Ian Fitzpatrick 0:11
And I’m Ian Fitzpatrick, and this is World Footprints.

Fatima Shaik 0:17
I think the legacy is the activism that these people had. You know, many times when we look at black history or when people look at black history, they see us as objects of history. These men really were activists in history, they took care of themselves, they took care of their families, and took care of their friends, families.

Ian Fitzpatrick 0:40
That’s Fatima Shaik, Journalist, Historian, and Author of Economy Hall, the Hidden History of The Free Black Brotherhood, and a story that is both personal and historical. Fatima takes us on a journey that begins with the rescue of a library of luxurious journals and papers by her father in the 1950s to the discovery that he had come to possess the documents that told the story of one of the most important institutions, both for jazz and mutual aid for blacks in New Orleans. Economy Hall

Tonya Fitzpatrick 1:13
With records covering nearly a century starting in 1836, Fatima while on home to New Orleans in 1997, saw the journals sitting in a cabinet and decided to put them in chronological order on the dining room table. From that day, Fatuma would begin to construct a story that few of us have heard about, and she shined a light on the multiracial character of New Orleans. It’s Creole identity and a thriving black community that shaped the social, political, and economic character of that city and influence the United States at large.

Ian Fitzpatrick 1:51
Here’s our conversation with Fatima Shaikh

Tonya Fitzpatrick 1:56
Fatima Shaik. Thank you so much for joining world footprints today.

Fatima Shaik 2:00
Nice to be here. Thank you for inviting me.

Tonya Fitzpatrick 2:03
Tell us what is Economy Hall?

Fatima Shaik 2:07
Economy Hall was the meeting place of a group of free men of color. They built this place in 1857. It stood until the 1960s. In New Orleans

Tonya Fitzpatrick 2:18
It’s my understanding there were three at some point. Were they at three different locations or the same hall at three different times?

Fatima Shaik 2:28
When people talk about economy Hall, often they talk about the second location, which was a grand meeting hall and had a big theater. The three places that I talked about in the book are the first building that the Society Brothers purchased in 1836, across the street from the main one. And then they purchased the property next door. So they basically we’re on the same block in the same part of New Orleans for over 100 years.

Tonya Fitzpatrick 3:00
Who were the Society Brothers?

Fatima Shail 3:04
They started out as 15 Free Men of Color in the 1830s. But then they grew to encompass people from all over, all over New Orleans. Different parts of New Orleans. And then there were people who were in Mexico and France and Italy that are also Brothers of Economy.

Ian Fitzpatrick 3:24
Now, what was the role of Economy Hall and the men who were responsible for servicing New Orleans is community there. I know they provided things to serve funerals, and what we would call insurance could speak to that.

Fatima Shaik 3:45
It was a mutual aid organization, we would call it now a mutual aid organization. I think it was one of the most influential organizations of its kind, because they had people from all over, but they basically took care of each other, they joined together to educate each other and to help each other and to help suffering humanity. That was their goal. So, they did things for each other, and then they did things for the community.

Ian Fitzpatrick 4:09
Now you have a personal story to this book that you wrote, would you share that? Because it’s it’s really interesting, and I think it speaks volumes about why this book is so important on so many levels.

:::

▸ WHAT YOU NEED TO DO:
A) Return, word for word, everything in the Economy Hall interview from "Ian Fitzpatrick 0:11" down to "their friends, families.".
B) Take the Economy Hall interview further, picking up right after its last line.
The items that come next are taken from a separate source.

:::

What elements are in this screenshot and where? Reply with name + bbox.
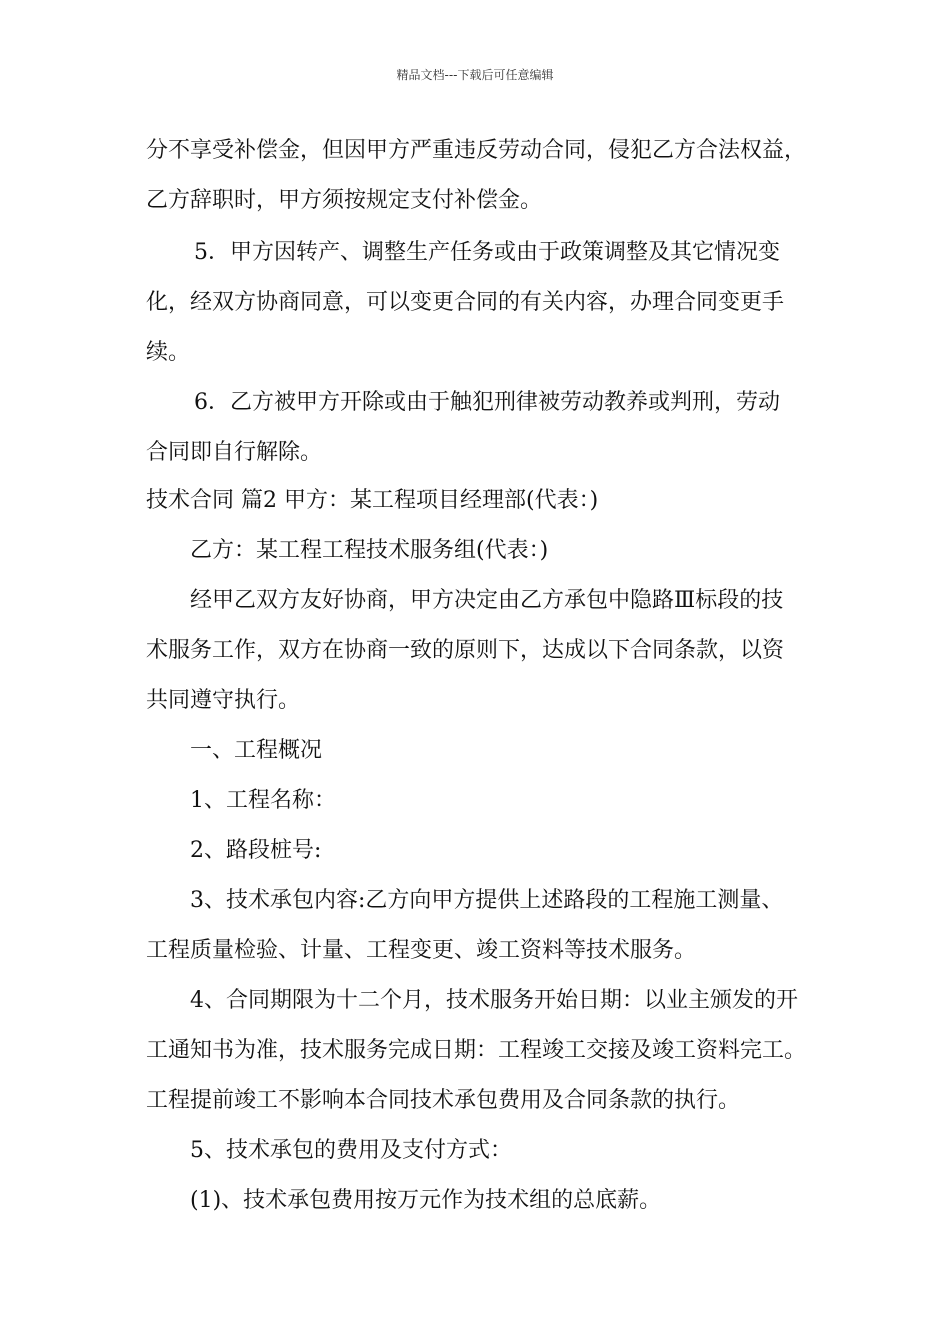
page-header: 精品文档---下载后可任意编辑 [396, 68, 554, 82]
paragraph-line: 经甲乙双方友好协商，甲方决定由乙方承包中隐路Ⅲ标段的技 [190, 588, 784, 613]
paragraph-line: (1)、技术承包费用按万元作为技术组的总底薪。 [190, 1188, 662, 1213]
paragraph-line: 化，经双方协商同意，可以变更合同的有关内容，办理合同变更手 [146, 290, 785, 315]
paragraph-line: 4、合同期限为十二个月，技术服务开始日期：以业主颁发的开 [190, 988, 798, 1013]
paragraph-line: 1、工程名称： [190, 788, 336, 813]
paragraph-line: 术服务工作，双方在协商一致的原则下，达成以下合同条款，以资 [146, 638, 785, 663]
paragraph-line: 工程质量检验、计量、工程变更、竣工资料等技术服务。 [146, 938, 697, 963]
paragraph-line: 6．乙方被甲方开除或由于触犯刑律被劳动教养或判刑，劳动 [194, 390, 780, 415]
section-heading: 技术合同 篇2 甲方：某工程项目经理部(代表：) [146, 488, 599, 513]
paragraph-line: 2、路段桩号: [190, 838, 322, 863]
paragraph-line: 一、工程概况 [190, 738, 323, 763]
paragraph-line: 工程提前竣工不影响本合同技术承包费用及合同条款的执行。 [146, 1088, 741, 1113]
paragraph-line: 5．甲方因转产、调整生产任务或由于政策调整及其它情况变 [194, 240, 780, 265]
paragraph-line: 3、技术承包内容:乙方向甲方提供上述路段的工程施工测量、 [190, 888, 784, 913]
paragraph-line: 分不享受补偿金，但因甲方严重违反劳动合同，侵犯乙方合法权益， [146, 138, 807, 163]
paragraph-line: 续。 [146, 340, 191, 365]
paragraph-line: 乙方辞职时，甲方须按规定支付补偿金。 [146, 188, 543, 213]
paragraph-line: 工通知书为准，技术服务完成日期：工程竣工交接及竣工资料完工。 [146, 1038, 807, 1063]
paragraph-line: 共同遵守执行。 [146, 688, 301, 713]
paragraph-line: 乙方：某工程工程技术服务组(代表：) [190, 538, 549, 563]
paragraph-line: 合同即自行解除。 [146, 440, 323, 465]
paragraph-line: 5、技术承包的费用及支付方式： [190, 1138, 512, 1163]
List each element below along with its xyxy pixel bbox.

:::

▸ ANSWERS FOR THE TASKS:
A)
Ian Fitzpatrick 0:11
And I’m Ian Fitzpatrick, and this is World Footprints.

Fatima Shaik 0:17
I think the legacy is the activism that these people had. You know, many times when we look at black history or when people look at black history, they see us as objects of history. These men really were activists in history, they took care of themselves, they took care of their families, and took care of their friends, families.

B)
Fatima Shaik 4:25
Well, my personal story is that my father found these journals on the back of a dump truck, and they had been thrown out. The men of the economy had sort of outlived their usefulness by the mid-50s, that we had black insurance companies and we had funeral homes. So this sort of mutual aid society didn’t really have the same purpose that it had before. So people were joining younger organizations, so they decided to close up and get rid of the books. So they had tossed the books out and my dad rescued these books, put them in our closet, and said, well, one of these days I’ll get to it.

Tonya Fitzpatrick 5:01
Wow. But you got to it instead.

Unknown Speaker 5:06
Yeah. And when I opened them, I found these men who had been so influential in New Orleans and had really been written out of history. You know, it was, it was really surprising to me how much I found about them after I knew their names, because the journals themselves, now this was 3000 pages of French and writing, okay, their journals told a lot about where they were at any particular time. But then I used secondary sources to just look through the books to see was this name mentioned was that I mentioned. And I found that they had been very active in New Orleans, in many things,

Tonya Fitzpatrick 5:42
Who kept these journals who wrote in these journals?

Fatima Shaik 5:46
The society themselves kept the journals. These were the minutes of their meetings, and their meetings went anytime from once a week to once a month. But the society Secretary kept the journals, and the society Secretary that I follow is a man named Ludger Boguille. They would probably say it differently in French, but a notable Boguille family in New Orleans say Boguille.

So, Ludger was one of the most prolific secretaries. He wrote in this beautiful script. And he just put in all sorts of asides, you know, like he would put exclamation points if somebody was really angry at a meeting, or he put underlines, you know, so it made me feel his passion for the organization and for what was going on.

Ian Fitzpatrick 6:32
These journals that you speak of that are minute meetings. Were they also business records, and what were you able to glean from them in terms of the business side?

Fatima Shaik 6:48
On the business side, I found out how much money they were giving to people. One of their first balls, they gave a ball to the nuns, the Sisters of Charity, and they collected something like $369, this was in 1841. So that was quite a bit to collect in one night. And they gave that money to the nuns. So, I would see these sorts of records. How much they were giving to people, how much a funeral cost, and how much insurance they had purchased on the building—those sort of things.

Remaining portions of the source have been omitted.